→ **TASK INSTRUCTIONS**:
Only lines with the word "type" are needed; collect each of them from the listing below.

→ **INFORMATION PROVIDED**:
* * * * * * * * *
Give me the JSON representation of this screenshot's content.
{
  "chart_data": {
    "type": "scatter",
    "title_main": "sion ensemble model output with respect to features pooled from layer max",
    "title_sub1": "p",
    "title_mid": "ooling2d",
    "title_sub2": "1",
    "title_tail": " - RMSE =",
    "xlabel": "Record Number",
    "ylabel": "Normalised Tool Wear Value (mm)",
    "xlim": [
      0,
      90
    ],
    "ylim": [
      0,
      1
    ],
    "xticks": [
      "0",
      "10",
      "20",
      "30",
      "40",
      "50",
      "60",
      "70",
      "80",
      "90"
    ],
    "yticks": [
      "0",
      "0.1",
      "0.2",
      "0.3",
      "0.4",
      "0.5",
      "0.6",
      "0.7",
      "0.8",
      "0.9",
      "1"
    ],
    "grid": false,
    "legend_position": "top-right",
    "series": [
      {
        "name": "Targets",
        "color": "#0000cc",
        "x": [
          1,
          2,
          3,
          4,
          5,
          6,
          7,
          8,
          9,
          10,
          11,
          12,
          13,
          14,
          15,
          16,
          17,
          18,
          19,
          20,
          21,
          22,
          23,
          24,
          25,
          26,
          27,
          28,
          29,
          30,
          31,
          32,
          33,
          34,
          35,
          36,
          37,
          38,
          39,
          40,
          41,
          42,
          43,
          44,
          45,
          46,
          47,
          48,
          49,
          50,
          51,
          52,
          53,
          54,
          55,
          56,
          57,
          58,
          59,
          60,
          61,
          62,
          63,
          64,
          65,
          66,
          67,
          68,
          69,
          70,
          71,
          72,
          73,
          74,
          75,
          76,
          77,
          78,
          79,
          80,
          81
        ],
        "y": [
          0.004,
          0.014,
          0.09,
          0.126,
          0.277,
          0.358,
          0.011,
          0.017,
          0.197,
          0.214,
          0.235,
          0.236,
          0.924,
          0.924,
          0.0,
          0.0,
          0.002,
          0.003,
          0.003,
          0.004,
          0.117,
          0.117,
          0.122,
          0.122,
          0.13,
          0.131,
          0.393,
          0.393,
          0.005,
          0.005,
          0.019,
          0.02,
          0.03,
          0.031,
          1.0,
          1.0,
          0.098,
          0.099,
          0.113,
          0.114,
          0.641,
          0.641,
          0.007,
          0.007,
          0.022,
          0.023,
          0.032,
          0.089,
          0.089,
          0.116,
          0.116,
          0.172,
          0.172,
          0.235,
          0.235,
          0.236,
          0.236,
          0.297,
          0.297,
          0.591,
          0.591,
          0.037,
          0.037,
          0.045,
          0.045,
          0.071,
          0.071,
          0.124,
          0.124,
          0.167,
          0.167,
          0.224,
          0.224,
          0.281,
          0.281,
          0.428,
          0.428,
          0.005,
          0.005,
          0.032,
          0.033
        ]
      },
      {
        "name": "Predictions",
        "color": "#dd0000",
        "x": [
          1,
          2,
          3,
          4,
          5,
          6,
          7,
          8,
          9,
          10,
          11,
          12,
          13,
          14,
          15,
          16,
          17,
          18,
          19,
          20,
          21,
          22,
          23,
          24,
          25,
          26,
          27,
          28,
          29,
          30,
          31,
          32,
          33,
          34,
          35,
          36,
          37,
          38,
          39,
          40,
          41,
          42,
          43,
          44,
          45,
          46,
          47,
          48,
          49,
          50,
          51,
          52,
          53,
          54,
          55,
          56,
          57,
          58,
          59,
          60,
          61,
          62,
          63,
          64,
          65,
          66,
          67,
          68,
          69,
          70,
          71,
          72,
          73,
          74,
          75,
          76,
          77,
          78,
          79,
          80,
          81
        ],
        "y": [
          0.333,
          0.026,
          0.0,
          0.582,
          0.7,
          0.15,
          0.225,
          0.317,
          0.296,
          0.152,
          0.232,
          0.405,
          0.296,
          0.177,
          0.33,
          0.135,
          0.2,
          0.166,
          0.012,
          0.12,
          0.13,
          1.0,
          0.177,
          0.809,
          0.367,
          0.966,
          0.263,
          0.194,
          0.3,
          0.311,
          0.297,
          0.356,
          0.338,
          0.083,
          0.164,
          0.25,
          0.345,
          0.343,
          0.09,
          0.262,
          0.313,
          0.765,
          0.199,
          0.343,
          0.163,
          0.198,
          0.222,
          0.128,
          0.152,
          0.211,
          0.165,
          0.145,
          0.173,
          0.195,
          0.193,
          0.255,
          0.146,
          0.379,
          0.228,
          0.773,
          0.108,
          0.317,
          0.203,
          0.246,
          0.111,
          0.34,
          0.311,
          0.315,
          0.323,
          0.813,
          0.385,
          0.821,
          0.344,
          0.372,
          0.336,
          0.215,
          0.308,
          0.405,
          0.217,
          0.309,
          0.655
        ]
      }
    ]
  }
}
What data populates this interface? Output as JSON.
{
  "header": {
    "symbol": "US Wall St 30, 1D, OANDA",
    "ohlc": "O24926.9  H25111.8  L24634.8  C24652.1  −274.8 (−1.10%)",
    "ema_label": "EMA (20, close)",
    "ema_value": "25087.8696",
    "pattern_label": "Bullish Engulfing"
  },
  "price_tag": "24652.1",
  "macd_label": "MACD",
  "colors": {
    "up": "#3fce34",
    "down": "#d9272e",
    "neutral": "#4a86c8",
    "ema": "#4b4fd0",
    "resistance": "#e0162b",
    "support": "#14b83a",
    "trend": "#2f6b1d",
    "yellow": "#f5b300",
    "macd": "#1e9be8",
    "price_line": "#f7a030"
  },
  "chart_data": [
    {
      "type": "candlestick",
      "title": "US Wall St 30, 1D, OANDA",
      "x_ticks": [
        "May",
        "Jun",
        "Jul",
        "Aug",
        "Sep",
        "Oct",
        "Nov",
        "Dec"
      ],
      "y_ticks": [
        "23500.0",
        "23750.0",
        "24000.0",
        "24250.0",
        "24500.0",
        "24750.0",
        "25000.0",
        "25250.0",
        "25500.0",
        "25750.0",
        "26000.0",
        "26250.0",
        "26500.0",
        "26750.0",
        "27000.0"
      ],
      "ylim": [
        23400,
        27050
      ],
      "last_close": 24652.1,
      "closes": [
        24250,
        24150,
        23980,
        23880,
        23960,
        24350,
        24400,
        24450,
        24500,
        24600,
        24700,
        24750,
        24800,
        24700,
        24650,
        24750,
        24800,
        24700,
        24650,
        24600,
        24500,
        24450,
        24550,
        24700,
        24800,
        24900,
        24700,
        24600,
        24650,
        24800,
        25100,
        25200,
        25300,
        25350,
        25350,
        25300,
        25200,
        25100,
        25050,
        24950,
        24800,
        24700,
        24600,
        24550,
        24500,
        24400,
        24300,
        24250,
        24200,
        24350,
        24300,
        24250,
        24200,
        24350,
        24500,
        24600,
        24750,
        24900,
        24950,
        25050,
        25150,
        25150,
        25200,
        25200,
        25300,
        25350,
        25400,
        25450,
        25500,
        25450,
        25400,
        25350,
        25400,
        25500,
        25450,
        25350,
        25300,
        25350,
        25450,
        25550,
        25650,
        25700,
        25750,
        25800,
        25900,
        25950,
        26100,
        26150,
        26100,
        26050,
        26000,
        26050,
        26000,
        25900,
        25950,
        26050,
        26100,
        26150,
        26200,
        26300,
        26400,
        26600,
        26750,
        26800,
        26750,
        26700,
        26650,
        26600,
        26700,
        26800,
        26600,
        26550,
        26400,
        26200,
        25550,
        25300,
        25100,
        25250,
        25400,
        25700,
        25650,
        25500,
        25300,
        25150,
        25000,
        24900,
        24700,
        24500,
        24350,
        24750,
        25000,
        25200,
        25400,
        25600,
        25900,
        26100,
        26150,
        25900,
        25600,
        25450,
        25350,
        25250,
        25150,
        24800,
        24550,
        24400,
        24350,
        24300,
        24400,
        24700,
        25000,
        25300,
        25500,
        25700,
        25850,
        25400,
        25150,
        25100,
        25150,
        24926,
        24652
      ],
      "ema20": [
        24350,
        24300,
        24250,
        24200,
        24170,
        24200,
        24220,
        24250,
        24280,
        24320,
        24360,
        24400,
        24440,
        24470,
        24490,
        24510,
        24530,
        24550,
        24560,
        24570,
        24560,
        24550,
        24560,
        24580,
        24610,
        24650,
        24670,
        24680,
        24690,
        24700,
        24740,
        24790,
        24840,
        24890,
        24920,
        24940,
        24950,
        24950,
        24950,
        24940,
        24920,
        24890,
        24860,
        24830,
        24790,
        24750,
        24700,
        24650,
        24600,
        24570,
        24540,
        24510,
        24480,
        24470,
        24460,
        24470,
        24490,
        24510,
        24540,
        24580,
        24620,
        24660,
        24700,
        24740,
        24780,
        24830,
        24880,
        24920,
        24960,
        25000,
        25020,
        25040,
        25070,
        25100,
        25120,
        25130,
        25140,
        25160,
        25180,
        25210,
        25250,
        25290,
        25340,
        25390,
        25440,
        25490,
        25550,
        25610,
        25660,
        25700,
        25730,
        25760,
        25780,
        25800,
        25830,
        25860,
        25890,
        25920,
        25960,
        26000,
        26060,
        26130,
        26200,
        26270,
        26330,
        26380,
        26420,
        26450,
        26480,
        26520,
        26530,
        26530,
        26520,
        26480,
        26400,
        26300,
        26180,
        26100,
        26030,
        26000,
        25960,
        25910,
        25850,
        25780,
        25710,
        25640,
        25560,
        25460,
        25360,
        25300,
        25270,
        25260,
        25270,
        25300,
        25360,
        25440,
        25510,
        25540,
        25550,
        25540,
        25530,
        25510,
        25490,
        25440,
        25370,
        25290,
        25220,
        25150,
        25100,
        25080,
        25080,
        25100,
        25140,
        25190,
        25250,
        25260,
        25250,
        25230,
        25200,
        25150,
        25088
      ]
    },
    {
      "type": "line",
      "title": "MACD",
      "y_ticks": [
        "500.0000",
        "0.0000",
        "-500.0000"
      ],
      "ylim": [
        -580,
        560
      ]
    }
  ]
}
* * * * * * * * *
→ **FULL ANSWER**:
    "type": "scatter",
      "type": "candlestick",
      "type": "line",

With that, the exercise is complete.